Search the records below for the word "title". Pull out each line that has it.

******************************

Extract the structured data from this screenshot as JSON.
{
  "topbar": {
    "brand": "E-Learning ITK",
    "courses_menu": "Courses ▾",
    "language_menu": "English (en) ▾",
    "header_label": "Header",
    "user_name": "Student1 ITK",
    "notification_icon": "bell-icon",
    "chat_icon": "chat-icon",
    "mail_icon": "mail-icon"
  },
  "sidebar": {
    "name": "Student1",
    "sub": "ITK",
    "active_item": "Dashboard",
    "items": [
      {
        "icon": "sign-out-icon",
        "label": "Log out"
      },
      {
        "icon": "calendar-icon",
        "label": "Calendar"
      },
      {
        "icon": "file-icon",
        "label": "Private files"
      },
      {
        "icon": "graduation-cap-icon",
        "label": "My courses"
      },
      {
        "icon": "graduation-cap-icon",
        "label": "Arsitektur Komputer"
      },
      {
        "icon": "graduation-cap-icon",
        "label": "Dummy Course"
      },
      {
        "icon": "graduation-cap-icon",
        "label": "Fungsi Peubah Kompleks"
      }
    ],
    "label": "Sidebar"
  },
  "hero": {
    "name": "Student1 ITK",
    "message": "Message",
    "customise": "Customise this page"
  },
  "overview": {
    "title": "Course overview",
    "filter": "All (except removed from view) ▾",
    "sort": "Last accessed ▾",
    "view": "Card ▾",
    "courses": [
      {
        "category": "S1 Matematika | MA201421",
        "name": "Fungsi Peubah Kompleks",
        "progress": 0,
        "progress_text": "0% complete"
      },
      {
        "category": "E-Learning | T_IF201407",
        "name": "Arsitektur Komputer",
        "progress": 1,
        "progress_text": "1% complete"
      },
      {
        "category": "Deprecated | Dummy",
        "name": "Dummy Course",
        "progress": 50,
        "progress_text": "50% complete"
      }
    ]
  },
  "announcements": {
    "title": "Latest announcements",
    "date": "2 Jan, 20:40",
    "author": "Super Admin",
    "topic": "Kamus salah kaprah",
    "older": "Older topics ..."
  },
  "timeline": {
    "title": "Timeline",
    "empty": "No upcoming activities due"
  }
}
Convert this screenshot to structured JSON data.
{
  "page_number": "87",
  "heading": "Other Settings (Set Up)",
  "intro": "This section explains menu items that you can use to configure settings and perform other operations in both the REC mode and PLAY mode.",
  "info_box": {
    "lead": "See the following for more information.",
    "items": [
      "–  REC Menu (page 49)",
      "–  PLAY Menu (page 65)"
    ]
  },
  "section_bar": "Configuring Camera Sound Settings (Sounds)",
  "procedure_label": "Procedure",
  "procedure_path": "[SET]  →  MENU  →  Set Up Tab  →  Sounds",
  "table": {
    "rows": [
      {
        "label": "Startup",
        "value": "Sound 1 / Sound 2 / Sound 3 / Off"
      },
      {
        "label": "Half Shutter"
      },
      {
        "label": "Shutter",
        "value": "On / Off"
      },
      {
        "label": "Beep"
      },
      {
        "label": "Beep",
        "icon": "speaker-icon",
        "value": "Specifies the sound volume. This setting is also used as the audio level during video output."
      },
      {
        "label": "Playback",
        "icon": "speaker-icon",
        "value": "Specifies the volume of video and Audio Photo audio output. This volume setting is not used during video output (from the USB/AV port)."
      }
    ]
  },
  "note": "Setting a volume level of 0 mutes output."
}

******************************

**PROBLEM SOLUTION**
    "title": "Course overview",
    "title": "Latest announcements",
    "title": "Timeline",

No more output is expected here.